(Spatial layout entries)
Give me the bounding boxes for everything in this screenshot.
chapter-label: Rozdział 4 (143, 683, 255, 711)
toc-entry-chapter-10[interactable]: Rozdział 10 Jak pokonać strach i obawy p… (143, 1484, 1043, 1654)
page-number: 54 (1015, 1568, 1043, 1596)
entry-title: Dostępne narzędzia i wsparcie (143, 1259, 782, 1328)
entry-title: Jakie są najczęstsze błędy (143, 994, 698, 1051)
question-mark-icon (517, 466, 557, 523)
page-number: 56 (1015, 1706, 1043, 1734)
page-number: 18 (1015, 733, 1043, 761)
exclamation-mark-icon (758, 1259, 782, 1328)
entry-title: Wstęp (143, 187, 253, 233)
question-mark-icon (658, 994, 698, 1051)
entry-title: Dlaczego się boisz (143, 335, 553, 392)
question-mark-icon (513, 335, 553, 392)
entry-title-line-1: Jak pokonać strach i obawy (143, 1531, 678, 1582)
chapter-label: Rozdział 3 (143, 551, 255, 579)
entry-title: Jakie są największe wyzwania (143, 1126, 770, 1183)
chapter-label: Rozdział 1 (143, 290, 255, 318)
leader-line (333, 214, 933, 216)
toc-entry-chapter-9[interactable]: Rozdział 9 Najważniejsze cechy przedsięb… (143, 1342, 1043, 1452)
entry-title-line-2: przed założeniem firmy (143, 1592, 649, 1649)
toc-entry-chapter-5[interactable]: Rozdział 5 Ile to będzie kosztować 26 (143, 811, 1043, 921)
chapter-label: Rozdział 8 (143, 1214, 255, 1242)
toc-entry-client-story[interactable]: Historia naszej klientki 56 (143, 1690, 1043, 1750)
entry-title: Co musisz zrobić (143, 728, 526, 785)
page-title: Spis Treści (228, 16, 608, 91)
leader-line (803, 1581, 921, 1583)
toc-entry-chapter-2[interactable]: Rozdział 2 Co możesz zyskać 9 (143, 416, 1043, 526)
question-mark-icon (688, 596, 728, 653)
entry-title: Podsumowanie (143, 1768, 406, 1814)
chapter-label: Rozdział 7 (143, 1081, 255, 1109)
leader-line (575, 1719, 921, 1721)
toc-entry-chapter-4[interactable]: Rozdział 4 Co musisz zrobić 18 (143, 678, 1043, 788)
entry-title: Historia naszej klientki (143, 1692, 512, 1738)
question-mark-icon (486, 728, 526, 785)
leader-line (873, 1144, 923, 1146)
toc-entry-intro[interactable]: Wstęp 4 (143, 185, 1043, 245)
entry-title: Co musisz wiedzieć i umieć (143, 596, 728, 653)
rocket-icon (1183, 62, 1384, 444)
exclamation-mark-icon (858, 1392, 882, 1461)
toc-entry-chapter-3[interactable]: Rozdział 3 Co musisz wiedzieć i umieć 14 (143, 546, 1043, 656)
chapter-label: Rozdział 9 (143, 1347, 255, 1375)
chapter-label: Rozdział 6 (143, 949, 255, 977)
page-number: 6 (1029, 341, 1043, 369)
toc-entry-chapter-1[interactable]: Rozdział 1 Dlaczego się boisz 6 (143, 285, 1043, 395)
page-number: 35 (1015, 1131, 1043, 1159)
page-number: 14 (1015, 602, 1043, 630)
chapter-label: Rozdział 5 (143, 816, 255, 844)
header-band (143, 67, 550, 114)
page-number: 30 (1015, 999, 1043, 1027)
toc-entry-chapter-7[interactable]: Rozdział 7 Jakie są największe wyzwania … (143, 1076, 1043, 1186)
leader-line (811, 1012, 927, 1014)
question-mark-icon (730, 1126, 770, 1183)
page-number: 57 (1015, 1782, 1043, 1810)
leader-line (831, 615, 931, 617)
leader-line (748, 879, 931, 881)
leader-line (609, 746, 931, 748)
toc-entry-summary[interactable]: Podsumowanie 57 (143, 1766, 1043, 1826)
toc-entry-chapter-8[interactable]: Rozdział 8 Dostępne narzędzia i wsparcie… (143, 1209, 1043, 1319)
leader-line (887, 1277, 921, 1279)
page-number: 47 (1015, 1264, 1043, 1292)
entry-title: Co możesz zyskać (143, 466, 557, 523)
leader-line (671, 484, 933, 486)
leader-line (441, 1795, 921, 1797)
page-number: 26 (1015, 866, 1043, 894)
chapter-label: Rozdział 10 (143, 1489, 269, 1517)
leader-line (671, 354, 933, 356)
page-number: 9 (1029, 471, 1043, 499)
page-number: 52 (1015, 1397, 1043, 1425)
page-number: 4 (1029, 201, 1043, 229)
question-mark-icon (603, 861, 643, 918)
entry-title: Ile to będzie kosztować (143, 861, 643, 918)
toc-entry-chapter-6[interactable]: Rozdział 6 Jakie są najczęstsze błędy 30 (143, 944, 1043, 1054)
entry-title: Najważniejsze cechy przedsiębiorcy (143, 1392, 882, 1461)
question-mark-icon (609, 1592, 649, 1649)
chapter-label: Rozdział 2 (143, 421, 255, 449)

JOB: Rewrite the lines starting at the first one and ending at the line containing "chapter-label: Rozdział 1 (143, 290, 255, 318)", changing "question-mark-icon" to "question-icon" and leaving everything else as it is.

RESULT OF THIS TASK:
Give me the bounding boxes for everything in this screenshot.
chapter-label: Rozdział 4 (143, 683, 255, 711)
toc-entry-chapter-10[interactable]: Rozdział 10 Jak pokonać strach i obawy p… (143, 1484, 1043, 1654)
page-number: 54 (1015, 1568, 1043, 1596)
entry-title: Dostępne narzędzia i wsparcie (143, 1259, 782, 1328)
entry-title: Jakie są najczęstsze błędy (143, 994, 698, 1051)
question-icon (517, 466, 557, 523)
page-number: 56 (1015, 1706, 1043, 1734)
page-number: 18 (1015, 733, 1043, 761)
exclamation-mark-icon (758, 1259, 782, 1328)
entry-title: Wstęp (143, 187, 253, 233)
question-icon (658, 994, 698, 1051)
entry-title: Dlaczego się boisz (143, 335, 553, 392)
question-icon (513, 335, 553, 392)
entry-title-line-1: Jak pokonać strach i obawy (143, 1531, 678, 1582)
chapter-label: Rozdział 3 (143, 551, 255, 579)
entry-title: Jakie są największe wyzwania (143, 1126, 770, 1183)
chapter-label: Rozdział 1 (143, 290, 255, 318)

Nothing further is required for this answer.